*The records*.
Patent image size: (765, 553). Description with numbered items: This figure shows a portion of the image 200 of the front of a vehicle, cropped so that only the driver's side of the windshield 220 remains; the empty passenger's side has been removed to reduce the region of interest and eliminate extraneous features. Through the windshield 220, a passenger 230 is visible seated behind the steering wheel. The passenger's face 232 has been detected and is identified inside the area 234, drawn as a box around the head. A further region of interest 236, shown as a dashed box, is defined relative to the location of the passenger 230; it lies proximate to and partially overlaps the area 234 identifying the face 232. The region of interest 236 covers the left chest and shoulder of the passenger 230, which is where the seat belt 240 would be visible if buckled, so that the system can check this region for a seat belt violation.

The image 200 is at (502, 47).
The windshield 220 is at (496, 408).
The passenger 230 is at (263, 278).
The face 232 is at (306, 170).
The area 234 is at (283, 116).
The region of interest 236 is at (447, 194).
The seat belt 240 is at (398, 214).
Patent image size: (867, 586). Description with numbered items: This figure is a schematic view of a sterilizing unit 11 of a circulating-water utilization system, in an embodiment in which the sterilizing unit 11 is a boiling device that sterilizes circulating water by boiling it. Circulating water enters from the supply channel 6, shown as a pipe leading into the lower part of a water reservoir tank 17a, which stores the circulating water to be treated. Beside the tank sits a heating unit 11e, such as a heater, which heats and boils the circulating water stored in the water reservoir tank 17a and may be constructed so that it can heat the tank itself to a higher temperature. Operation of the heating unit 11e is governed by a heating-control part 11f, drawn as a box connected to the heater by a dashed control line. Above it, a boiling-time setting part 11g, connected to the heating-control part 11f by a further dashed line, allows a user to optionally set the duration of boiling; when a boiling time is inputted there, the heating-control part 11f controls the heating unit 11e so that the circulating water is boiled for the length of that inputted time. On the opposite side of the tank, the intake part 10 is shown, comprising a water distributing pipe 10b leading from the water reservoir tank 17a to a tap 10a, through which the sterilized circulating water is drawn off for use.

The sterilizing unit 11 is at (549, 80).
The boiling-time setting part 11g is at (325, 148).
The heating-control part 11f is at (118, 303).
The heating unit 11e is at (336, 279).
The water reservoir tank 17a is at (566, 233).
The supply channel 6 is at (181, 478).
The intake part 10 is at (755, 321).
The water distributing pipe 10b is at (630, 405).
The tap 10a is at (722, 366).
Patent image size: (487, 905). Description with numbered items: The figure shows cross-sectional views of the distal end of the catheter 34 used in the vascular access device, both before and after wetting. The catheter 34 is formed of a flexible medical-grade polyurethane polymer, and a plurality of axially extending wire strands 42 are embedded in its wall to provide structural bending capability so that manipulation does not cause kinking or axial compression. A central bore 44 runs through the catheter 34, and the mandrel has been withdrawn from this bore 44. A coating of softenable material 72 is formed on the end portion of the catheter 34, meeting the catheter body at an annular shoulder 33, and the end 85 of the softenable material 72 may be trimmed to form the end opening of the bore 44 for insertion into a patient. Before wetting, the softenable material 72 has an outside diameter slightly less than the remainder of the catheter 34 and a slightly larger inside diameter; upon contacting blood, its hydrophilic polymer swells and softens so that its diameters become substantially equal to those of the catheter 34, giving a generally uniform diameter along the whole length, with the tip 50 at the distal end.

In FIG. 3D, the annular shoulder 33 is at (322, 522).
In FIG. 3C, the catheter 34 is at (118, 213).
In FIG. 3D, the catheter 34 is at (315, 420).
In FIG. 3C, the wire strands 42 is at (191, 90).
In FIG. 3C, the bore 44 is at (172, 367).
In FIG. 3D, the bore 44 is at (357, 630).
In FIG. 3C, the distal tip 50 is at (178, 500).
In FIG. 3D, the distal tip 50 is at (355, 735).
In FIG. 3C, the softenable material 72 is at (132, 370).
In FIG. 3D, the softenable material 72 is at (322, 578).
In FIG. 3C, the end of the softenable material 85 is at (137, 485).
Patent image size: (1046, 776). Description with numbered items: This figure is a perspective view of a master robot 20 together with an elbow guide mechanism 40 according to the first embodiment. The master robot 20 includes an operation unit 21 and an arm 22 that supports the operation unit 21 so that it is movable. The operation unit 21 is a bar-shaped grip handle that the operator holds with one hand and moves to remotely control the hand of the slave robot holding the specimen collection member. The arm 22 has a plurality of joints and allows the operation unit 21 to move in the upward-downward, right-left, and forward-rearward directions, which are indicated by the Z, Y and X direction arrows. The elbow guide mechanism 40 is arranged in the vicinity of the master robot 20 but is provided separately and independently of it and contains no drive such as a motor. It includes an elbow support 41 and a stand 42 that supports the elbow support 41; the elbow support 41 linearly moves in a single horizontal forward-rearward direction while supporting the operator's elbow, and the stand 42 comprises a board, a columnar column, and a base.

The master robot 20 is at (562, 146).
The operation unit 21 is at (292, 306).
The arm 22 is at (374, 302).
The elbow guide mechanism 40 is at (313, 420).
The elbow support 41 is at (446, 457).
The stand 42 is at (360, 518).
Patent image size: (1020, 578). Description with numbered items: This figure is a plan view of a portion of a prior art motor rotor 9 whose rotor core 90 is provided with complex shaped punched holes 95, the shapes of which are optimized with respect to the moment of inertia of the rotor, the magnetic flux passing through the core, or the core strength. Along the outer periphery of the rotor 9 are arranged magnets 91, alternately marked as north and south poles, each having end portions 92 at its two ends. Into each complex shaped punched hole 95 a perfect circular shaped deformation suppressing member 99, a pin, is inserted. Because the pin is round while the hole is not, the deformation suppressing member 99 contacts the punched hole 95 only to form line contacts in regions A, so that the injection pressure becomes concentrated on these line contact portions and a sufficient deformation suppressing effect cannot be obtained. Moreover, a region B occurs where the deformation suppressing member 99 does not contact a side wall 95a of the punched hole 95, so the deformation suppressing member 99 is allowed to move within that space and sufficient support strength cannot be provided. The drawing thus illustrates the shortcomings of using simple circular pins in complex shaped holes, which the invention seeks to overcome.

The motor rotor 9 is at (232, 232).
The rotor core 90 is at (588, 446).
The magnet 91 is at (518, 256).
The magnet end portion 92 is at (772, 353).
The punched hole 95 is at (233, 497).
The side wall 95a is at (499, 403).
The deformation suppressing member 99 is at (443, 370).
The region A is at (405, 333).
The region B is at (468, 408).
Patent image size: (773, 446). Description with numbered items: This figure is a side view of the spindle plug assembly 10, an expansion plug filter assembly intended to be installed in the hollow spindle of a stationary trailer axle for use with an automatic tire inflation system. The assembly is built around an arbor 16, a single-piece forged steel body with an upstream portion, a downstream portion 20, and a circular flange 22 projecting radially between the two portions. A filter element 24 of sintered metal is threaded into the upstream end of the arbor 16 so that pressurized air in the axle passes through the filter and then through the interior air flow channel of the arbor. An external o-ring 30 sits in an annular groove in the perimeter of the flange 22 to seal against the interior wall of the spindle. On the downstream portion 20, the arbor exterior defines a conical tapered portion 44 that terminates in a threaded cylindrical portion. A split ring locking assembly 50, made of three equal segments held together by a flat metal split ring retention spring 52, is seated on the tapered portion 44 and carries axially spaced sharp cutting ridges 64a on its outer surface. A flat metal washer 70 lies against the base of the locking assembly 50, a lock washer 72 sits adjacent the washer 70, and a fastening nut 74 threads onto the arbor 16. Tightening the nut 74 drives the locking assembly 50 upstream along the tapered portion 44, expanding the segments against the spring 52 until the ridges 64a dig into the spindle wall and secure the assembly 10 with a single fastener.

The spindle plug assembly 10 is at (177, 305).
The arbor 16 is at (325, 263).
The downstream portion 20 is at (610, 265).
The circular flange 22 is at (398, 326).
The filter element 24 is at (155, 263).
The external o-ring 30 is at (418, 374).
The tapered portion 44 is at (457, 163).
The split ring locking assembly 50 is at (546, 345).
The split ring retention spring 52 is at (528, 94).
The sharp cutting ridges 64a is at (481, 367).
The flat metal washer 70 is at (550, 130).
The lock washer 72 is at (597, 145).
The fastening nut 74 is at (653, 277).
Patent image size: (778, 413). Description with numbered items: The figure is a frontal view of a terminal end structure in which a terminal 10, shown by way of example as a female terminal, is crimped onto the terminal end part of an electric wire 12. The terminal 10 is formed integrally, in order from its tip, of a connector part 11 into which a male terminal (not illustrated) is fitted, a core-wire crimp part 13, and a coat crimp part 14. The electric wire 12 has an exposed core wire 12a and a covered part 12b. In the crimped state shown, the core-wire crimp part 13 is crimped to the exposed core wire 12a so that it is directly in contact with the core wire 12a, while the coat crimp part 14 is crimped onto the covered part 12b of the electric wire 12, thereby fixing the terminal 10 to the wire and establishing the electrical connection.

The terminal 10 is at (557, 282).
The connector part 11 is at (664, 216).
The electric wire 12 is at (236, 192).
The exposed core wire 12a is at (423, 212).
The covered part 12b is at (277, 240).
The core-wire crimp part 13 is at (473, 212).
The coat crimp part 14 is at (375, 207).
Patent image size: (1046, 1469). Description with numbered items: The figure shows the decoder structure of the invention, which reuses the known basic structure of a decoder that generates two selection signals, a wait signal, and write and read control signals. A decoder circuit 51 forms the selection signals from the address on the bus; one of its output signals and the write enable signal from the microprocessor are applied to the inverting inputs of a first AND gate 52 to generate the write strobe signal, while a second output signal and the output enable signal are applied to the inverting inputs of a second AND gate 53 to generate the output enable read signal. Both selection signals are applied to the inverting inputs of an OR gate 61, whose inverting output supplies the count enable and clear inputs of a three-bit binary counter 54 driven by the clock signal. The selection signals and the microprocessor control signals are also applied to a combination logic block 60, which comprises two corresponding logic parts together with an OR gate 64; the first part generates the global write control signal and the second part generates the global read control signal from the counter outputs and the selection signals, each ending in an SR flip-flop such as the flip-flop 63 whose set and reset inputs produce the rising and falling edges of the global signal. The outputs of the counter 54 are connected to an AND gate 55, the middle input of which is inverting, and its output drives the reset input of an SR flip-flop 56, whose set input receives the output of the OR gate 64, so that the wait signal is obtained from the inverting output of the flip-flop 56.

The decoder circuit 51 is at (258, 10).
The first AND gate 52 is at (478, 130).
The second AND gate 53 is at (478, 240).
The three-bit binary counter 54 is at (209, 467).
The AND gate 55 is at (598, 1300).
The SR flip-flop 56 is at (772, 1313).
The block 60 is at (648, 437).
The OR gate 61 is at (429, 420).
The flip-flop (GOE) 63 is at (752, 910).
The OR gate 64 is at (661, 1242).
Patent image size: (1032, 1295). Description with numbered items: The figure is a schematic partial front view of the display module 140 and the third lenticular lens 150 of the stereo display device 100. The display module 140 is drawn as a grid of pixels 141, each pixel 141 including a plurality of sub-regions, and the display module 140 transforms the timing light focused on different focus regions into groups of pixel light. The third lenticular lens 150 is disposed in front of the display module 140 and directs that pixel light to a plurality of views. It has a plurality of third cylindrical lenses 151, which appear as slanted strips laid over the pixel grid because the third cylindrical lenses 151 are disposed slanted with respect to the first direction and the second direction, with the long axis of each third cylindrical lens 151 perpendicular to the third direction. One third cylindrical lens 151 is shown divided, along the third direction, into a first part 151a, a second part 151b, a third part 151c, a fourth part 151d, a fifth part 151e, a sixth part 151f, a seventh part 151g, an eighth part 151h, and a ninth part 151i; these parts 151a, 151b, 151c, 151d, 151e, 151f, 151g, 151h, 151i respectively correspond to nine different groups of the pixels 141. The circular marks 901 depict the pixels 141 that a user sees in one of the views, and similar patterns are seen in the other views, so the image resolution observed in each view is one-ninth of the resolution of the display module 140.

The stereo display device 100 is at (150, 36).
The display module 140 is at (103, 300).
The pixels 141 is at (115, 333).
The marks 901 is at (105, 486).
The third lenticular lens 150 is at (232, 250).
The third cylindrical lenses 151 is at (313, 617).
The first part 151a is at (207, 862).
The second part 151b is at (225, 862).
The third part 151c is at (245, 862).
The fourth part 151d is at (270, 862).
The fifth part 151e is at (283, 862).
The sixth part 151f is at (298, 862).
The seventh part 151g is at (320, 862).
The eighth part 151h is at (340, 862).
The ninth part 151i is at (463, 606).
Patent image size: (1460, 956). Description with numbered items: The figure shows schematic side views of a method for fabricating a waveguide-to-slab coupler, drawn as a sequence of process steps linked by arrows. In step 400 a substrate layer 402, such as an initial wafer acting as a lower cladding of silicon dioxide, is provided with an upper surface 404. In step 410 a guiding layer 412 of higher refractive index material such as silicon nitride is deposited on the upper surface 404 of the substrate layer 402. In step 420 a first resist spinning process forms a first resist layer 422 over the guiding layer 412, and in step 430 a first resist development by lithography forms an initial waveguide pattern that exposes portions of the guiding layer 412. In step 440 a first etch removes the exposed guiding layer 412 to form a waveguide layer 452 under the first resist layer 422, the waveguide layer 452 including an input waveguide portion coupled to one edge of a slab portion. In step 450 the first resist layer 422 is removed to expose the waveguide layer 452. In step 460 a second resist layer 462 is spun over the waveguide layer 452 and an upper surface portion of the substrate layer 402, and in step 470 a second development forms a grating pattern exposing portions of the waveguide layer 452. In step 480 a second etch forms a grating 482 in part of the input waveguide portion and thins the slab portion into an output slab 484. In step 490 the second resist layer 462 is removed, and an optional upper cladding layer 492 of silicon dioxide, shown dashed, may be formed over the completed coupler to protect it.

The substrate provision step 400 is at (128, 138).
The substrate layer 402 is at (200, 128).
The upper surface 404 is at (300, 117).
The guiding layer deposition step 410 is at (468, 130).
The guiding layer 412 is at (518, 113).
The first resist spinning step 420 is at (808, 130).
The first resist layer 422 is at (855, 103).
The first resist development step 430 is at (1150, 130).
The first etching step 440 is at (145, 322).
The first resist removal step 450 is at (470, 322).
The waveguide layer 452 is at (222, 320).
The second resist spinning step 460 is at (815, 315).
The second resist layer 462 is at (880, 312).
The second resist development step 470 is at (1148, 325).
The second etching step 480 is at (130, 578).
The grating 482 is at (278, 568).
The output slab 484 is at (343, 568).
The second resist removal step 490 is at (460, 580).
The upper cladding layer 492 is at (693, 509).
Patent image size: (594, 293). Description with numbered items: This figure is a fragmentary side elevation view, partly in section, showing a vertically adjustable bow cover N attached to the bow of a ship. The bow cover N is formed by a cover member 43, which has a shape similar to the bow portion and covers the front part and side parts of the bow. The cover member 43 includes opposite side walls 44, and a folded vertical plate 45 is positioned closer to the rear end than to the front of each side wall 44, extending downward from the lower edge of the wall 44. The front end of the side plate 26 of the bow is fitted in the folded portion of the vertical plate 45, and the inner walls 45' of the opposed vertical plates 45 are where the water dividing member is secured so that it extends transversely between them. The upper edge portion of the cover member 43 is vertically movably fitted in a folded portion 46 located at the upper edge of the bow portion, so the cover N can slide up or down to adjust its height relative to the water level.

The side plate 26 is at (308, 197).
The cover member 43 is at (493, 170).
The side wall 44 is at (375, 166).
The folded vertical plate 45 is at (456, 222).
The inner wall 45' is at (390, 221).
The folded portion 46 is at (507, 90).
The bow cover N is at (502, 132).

*Exercise directions*. Reproduce the entries line for line, beginning at the very first line and stopping after the line that contains "The passenger 230 is at (263, 278).".

*Finished exercise*.
Patent image size: (765, 553). Description with numbered items: This figure shows a portion of the image 200 of the front of a vehicle, cropped so that only the driver's side of the windshield 220 remains; the empty passenger's side has been removed to reduce the region of interest and eliminate extraneous features. Through the windshield 220, a passenger 230 is visible seated behind the steering wheel. The passenger's face 232 has been detected and is identified inside the area 234, drawn as a box around the head. A further region of interest 236, shown as a dashed box, is defined relative to the location of the passenger 230; it lies proximate to and partially overlaps the area 234 identifying the face 232. The region of interest 236 covers the left chest and shoulder of the passenger 230, which is where the seat belt 240 would be visible if buckled, so that the system can check this region for a seat belt violation.

The image 200 is at (502, 47).
The windshield 220 is at (496, 408).
The passenger 230 is at (263, 278).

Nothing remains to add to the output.